Travail à faire:
• A. Dans l'entretien sur le Pacte du pouvoir de vivre, pourquoi l'interviewé propose-t-il de donner des moyens à la hauteur des ambitions en matière agricole ? Répondez en une à trois phrases.
• B. Pouvez-vous reprendre l'entretien sur le Pacte du pouvoir de vivre à partir de la dernière phrase affichée ?

Texte fourni:
....................
Elle est cruciale sur les enjeux démocratiques mais aussi sur les enjeux de transition écologique. Le Green Deal a donné un cadre d’action très fort. Il est aujourd'hui attaqué politiquement et risque d’être largement affaibli alors qu’il faudrait accélérer.
- Dans vos propositions, évoquez-vous la question agricole ? La crise récente a fait ressurgir des discours qui opposent écologie et social.
Oui. C’est vraiment un sujet qui remet sur le devant de la scène l’opposition construite entre social et écologie. Le Pacte du pouvoir de vivre soutient la nécessité de trouver les moyens pour lier social et écologie. Ce n’est pas toujours simple, ce n’est pas une évidence absolue. En revanche, ici, l’opposition entre les deux est construite à des fins électoralistes.
La Fondation pour la nature et l’homme (FNH) a sorti un rapport en 2021 qui montrait que sur le budget national, 23 milliards d’euros par an sont consacrés à l’agriculture et l’alimentation. Pourtant, seulement 1 % a un impact effectif sur la réduction des pesticides. On donne des objectifs aux agriculteurs mais sans leur donner les moyens de les mettre en place.
Nous proposons de donner des moyens à la hauteur des ambitions. Nous ne pouvons pas nous permettre de réduire l’ambition sur la biodiversité et le climat, ni la lutte contre la pauvreté.
- Vous parlez de réhabiliter la démocratie. Comment cela peut-il se faire concrètement ?
....................
Liste fournie:
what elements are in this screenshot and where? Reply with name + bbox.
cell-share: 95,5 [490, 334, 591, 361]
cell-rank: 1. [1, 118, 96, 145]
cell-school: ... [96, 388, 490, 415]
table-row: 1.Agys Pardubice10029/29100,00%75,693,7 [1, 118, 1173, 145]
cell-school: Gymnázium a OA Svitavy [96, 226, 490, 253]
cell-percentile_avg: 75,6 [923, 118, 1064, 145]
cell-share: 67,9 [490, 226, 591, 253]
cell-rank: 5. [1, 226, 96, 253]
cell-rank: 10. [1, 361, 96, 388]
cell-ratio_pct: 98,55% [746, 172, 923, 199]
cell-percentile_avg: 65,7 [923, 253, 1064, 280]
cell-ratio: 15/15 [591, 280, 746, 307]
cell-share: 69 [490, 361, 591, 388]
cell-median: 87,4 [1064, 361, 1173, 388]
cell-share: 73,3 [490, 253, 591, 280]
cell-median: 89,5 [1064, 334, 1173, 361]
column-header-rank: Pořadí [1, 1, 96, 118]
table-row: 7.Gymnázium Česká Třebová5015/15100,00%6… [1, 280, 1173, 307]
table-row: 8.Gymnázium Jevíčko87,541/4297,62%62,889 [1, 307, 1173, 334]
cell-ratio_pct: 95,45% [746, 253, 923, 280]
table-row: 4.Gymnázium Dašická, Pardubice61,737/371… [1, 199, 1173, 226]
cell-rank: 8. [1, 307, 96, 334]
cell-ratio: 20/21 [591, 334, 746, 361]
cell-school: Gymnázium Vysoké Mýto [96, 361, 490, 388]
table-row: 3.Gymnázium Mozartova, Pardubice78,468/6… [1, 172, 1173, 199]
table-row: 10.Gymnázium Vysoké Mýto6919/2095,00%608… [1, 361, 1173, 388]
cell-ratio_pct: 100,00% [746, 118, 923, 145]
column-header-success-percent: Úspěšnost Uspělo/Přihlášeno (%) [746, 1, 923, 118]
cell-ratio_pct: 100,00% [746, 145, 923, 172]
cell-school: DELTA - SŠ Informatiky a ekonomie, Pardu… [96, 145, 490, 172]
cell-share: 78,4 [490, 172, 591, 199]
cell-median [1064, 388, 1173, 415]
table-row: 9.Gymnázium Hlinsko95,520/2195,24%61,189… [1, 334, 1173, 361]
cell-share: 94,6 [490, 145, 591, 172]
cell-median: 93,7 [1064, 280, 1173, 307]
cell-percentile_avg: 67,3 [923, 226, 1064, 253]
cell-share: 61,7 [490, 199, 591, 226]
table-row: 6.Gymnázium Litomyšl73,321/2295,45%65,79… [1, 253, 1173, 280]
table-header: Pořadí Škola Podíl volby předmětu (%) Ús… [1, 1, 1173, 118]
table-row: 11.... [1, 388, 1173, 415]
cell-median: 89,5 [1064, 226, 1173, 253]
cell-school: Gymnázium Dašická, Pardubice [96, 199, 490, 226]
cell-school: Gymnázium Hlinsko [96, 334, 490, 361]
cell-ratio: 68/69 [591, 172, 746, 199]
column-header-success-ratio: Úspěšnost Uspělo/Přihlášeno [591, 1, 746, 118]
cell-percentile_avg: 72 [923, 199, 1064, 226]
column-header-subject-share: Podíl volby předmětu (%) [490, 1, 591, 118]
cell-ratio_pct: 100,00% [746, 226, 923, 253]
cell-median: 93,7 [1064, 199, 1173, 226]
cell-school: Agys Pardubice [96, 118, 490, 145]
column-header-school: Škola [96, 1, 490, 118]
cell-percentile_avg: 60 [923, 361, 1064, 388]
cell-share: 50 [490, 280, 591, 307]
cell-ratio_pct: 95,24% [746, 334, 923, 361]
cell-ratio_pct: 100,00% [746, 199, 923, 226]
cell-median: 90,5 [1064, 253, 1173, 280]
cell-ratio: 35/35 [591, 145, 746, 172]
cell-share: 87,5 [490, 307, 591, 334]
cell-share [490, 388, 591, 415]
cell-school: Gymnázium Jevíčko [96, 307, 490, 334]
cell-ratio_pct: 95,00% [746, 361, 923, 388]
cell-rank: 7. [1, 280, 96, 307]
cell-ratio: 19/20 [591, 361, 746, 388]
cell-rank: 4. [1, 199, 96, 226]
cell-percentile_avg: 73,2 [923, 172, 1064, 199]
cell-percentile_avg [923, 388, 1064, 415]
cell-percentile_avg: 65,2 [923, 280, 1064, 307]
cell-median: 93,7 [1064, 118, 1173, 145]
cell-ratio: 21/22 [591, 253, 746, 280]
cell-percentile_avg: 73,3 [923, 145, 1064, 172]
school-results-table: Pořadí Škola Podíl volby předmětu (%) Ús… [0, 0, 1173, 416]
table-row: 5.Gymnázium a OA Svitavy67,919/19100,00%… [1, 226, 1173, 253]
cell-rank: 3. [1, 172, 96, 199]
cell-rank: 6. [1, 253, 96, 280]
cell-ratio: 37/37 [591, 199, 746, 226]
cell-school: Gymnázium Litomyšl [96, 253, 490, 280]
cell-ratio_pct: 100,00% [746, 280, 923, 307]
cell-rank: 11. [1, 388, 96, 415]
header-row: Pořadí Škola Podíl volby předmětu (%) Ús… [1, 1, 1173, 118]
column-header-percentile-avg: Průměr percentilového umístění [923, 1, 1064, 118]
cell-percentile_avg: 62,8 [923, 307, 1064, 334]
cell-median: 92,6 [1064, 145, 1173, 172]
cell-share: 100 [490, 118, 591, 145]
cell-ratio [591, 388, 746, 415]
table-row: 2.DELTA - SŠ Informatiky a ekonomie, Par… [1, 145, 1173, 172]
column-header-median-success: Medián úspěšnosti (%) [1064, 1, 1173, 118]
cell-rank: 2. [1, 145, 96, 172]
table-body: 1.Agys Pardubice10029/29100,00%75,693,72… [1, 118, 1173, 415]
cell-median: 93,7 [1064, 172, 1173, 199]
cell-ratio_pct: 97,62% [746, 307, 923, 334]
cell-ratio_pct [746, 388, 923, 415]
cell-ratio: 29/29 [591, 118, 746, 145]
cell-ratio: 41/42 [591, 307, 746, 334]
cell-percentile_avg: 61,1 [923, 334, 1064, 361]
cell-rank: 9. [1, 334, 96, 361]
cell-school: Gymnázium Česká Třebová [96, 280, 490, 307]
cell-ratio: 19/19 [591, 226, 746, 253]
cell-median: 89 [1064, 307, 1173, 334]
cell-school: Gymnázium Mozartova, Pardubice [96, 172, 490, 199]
....................
Réponses aux consignes:
• A. Un rapport de la Fondation pour la nature et l'homme publié en 2021 montrait que, sur les 23 milliards d'euros consacrés chaque année à l'agriculture et à l'alimentation dans le budget national, seulement 1 % a un impact effectif sur la réduction des pesticides. Les agriculteurs reçoivent donc des objectifs sans les moyens de les mettre en place, d'où cette proposition.

• B.
Nous souhaitons une Europe fiscale pour mettre en place une fiscalité sur les patrimoines les plus riches. Cela réhabilite de fait la démocratie en donnant plus de moyens d’agir.
Nous avons aussi des propositions sur la participation citoyenne, sur le renforcement du rôle du Parlement, sur l’accès à l’information pour tous et sur la transparence.
- Quel bilan cinq ans après la création du Pacte ?
C’est une réussite, car nous fêtons nos cinq ans et parce que depuis plus d’un an a été créée l’association d’animation du Pacte du pouvoir de vivre dont je suis la directrice.
De plus, des organisations nous contactent régulièrement pour rejoindre le collectif. Il est bien identifié par les pouvoirs publics et les décideurs politiques.
Là où nous avons encore beaucoup à faire, c’est sur le volet « pouvoir d’agir » que nous venons d'initier et sur l’École du pouvoir de vivre que nous venons de lancer.
L’autre enjeu est de renforcer le rapport de force. C’était un but initial que de montrer que la société civile a un rôle et une voix. Ce n’est pas simple dans un contexte où depuis quelques années le pouvoir est très vertical. Il faut montrer qu’on nous avons une expertise, une expérience et une vision, qui peuvent être mises à disposition des pouvoirs publics.
- Quels retours avez-vous eu des pouvoirs publics ?
Il y a un grand intérêt pour le Pacte du pouvoir de vivre. Nous avons rencontré le Secrétariat général à la planification écologique (SGPE), y compris avec les associations de lutte contre la pauvreté. Ce sont deux mondes qui se rencontrent.
- Que pensez-vous de la planification écologique ?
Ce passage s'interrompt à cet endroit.